▶ TO DO
Keep every line where the word "même" appears; drop the rest.

▶ MATERIAL FOR THIS EXERCISE
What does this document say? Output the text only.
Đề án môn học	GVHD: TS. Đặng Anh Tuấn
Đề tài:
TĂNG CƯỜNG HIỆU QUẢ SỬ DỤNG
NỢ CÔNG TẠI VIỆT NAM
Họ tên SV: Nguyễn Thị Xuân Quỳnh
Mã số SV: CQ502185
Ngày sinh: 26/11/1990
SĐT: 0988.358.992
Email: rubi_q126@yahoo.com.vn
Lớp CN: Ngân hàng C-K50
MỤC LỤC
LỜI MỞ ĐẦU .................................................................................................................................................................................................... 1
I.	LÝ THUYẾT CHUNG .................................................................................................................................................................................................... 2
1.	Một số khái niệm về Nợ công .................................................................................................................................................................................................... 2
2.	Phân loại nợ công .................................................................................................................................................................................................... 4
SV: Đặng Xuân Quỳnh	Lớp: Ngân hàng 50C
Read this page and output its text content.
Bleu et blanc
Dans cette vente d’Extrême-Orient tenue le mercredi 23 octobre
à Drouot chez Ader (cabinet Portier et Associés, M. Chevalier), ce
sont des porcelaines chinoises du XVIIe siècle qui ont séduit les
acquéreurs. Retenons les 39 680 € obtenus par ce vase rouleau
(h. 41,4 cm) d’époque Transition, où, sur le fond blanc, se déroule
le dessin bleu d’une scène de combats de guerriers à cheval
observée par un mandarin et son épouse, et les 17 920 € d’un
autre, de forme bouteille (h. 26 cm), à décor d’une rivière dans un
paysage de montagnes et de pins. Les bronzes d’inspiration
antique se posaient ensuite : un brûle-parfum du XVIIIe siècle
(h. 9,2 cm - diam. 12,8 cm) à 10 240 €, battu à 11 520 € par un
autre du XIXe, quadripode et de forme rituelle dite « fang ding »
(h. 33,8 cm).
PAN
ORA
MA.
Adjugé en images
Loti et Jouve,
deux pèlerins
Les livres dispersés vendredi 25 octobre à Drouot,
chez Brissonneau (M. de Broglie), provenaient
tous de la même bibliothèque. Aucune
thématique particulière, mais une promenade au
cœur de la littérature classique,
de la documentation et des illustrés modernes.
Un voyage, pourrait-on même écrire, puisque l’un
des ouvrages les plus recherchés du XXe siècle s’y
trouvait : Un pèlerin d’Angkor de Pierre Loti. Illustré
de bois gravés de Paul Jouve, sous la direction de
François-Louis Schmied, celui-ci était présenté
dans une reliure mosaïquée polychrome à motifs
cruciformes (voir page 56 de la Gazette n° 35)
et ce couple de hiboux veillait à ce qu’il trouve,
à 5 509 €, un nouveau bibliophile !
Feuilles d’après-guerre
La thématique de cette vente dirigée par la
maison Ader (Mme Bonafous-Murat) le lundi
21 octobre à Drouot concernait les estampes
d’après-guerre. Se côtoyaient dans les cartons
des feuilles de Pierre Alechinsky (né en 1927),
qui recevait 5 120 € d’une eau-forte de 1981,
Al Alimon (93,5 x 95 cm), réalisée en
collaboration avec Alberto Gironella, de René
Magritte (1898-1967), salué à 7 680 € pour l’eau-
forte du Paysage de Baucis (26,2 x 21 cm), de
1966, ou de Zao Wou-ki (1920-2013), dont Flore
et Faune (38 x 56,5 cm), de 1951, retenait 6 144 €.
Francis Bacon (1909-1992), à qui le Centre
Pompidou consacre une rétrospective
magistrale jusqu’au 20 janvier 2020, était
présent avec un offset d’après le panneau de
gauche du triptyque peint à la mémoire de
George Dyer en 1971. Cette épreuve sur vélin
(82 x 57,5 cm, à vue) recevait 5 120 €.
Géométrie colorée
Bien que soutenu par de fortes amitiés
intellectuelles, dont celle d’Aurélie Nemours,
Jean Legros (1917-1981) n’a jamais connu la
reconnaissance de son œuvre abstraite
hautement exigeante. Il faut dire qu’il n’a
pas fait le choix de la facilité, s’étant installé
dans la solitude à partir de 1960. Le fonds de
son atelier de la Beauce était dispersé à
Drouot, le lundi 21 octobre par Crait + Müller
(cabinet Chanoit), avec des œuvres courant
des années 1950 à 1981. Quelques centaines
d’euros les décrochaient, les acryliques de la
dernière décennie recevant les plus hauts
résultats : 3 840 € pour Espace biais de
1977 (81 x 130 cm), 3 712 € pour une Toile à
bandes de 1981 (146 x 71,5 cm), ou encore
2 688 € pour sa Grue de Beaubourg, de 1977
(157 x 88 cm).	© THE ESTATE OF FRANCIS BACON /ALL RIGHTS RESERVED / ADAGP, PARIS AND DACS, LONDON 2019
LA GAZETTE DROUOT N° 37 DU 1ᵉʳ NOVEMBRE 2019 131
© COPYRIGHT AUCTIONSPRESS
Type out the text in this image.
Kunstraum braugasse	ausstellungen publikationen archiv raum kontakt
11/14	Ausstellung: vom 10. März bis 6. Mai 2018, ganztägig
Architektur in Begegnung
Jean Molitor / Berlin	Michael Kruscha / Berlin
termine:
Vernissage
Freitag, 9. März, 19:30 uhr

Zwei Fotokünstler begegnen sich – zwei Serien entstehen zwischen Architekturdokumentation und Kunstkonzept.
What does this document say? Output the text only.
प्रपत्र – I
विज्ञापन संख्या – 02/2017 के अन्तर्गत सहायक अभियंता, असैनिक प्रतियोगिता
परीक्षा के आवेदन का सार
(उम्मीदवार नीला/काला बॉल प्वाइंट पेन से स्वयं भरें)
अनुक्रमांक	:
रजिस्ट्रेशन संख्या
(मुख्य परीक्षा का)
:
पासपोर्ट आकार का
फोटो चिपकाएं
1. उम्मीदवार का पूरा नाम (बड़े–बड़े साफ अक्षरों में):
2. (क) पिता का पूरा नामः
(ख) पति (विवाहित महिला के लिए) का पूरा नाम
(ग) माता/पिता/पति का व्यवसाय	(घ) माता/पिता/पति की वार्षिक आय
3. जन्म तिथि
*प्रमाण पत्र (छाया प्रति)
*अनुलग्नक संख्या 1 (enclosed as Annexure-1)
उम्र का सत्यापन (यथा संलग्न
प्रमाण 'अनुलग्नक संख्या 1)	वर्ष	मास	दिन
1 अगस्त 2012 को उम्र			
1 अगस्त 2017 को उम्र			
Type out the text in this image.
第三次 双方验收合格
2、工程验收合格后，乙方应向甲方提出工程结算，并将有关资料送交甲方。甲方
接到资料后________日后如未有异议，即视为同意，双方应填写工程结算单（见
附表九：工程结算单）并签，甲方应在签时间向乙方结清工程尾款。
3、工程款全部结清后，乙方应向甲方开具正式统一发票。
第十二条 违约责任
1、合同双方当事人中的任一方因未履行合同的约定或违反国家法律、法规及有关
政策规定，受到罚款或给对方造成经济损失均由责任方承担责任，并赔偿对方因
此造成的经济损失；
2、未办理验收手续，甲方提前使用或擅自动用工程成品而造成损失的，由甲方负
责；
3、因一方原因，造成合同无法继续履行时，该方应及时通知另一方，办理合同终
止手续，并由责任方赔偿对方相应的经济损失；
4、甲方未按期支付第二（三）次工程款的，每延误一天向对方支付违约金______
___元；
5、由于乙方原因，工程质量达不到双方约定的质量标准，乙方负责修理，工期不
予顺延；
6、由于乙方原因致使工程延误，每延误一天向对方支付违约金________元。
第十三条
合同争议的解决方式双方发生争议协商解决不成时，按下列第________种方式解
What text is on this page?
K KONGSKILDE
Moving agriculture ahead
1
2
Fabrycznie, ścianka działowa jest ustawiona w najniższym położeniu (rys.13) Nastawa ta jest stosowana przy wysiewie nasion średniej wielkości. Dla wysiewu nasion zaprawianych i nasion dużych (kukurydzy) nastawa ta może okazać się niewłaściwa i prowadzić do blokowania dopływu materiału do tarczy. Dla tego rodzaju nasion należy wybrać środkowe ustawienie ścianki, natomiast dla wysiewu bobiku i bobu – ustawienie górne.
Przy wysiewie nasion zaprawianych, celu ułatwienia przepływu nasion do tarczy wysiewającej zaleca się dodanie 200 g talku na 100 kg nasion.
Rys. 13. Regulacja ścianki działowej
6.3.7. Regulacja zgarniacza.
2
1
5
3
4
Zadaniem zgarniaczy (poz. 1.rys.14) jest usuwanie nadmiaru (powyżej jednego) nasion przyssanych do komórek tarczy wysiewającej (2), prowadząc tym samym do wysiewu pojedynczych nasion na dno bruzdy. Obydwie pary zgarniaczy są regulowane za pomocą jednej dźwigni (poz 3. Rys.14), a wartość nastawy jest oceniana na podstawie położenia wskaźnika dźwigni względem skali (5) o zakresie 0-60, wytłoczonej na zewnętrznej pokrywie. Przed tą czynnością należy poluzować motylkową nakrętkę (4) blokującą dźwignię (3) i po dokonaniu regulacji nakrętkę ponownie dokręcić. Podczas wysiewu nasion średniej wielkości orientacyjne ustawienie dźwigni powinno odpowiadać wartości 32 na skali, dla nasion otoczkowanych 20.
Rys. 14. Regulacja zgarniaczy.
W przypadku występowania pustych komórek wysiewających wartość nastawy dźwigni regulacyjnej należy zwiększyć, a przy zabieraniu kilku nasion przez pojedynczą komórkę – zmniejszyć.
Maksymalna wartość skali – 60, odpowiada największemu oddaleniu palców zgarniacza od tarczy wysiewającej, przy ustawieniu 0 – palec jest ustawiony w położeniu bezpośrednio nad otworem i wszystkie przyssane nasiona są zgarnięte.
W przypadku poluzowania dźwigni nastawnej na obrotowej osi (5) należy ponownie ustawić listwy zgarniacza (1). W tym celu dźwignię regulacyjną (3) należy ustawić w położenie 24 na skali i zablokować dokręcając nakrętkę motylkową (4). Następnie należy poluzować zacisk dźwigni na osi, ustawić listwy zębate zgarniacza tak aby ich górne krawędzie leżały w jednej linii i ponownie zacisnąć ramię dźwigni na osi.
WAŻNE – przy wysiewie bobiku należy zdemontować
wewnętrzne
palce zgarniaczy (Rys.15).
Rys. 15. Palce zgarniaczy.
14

▶ FINISHED TASK
tous de la même bibliothèque. Aucune
Un voyage, pourrait-on même écrire, puisque l’un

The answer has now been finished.